--- Task input ---
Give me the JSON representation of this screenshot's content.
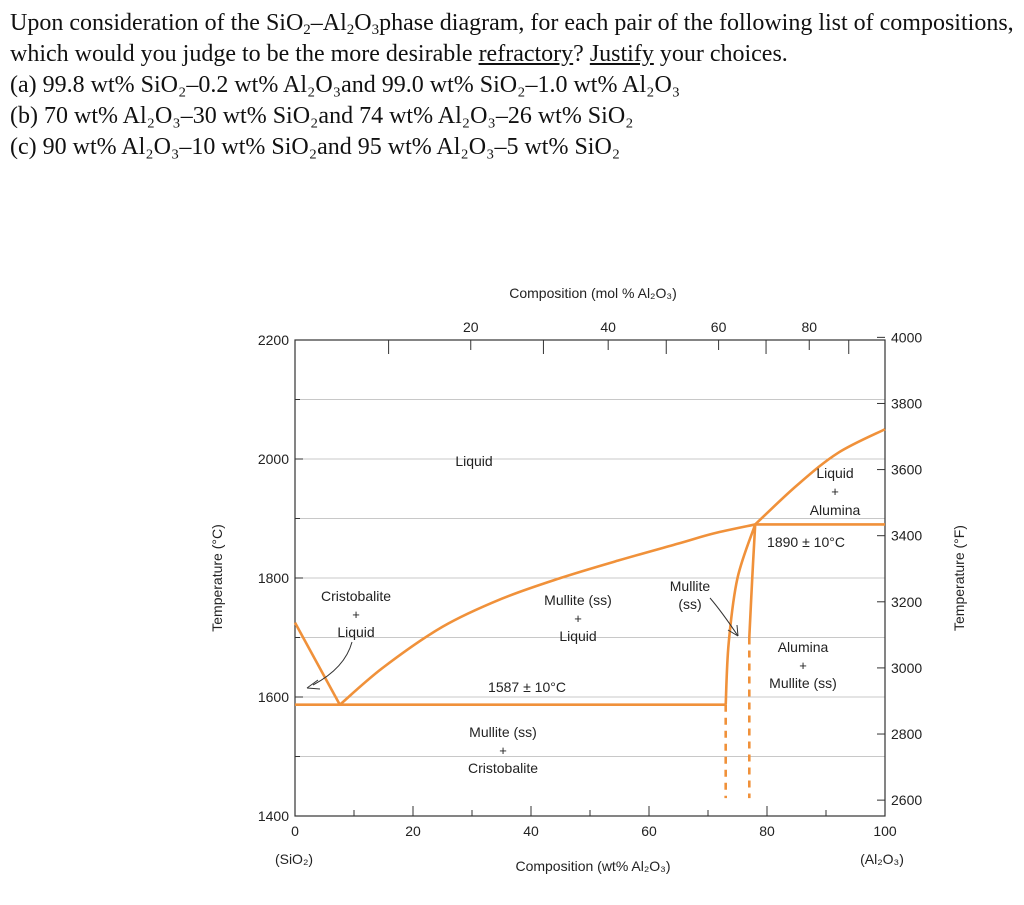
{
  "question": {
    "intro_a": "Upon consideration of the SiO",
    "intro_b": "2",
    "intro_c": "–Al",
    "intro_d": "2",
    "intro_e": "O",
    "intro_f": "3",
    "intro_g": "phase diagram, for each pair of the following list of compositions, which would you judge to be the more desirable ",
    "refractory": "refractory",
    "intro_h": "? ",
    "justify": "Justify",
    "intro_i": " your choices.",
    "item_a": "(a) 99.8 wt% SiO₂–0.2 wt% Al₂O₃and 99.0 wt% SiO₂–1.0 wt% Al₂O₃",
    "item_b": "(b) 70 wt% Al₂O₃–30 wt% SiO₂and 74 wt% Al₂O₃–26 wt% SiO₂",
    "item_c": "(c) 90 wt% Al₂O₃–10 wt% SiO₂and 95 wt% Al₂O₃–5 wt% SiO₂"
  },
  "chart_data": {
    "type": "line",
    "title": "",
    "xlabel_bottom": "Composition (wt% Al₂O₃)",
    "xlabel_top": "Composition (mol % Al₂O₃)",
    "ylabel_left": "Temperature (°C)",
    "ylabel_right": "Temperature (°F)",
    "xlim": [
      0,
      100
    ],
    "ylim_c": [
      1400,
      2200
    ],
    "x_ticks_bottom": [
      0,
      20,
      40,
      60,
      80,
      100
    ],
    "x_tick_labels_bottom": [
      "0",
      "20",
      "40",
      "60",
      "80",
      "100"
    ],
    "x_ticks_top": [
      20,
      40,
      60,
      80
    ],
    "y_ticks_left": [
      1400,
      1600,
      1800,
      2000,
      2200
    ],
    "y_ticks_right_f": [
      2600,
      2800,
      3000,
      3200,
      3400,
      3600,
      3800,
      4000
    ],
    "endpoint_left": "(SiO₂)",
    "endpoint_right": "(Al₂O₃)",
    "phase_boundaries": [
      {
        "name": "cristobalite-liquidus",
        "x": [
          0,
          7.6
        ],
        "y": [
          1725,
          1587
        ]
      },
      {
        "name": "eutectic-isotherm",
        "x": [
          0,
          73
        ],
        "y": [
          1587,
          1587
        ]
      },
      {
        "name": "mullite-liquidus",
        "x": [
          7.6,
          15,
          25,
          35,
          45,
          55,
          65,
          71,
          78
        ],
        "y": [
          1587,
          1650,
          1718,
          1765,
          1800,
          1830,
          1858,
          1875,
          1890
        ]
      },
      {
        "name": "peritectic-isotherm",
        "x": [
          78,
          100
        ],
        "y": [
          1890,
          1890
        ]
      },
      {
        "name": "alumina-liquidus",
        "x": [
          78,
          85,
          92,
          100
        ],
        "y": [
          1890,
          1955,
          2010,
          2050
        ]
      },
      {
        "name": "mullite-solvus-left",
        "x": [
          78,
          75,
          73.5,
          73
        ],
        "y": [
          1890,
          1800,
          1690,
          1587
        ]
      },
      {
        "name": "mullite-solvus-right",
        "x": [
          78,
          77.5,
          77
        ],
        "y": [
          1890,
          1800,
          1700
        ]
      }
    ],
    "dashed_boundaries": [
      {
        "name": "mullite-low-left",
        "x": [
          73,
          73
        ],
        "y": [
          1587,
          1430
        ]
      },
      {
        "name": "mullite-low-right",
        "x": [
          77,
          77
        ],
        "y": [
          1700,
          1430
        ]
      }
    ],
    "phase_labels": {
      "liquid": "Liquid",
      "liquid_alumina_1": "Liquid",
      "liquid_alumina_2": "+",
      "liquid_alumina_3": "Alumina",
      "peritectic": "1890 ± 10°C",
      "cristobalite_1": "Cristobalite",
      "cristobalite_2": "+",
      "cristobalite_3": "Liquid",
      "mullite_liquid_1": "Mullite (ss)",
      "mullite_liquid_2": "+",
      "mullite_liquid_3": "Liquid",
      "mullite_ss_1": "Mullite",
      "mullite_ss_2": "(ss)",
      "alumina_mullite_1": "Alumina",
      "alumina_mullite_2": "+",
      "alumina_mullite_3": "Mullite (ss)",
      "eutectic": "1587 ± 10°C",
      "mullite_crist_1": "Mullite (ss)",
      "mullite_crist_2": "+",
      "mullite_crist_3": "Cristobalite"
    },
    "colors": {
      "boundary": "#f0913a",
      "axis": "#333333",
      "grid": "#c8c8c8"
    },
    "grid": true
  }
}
---
Task brief: Each line that holds the word "isotherm" is to be copied.

Problem solution:
        "name": "eutectic-isotherm",
        "name": "peritectic-isotherm",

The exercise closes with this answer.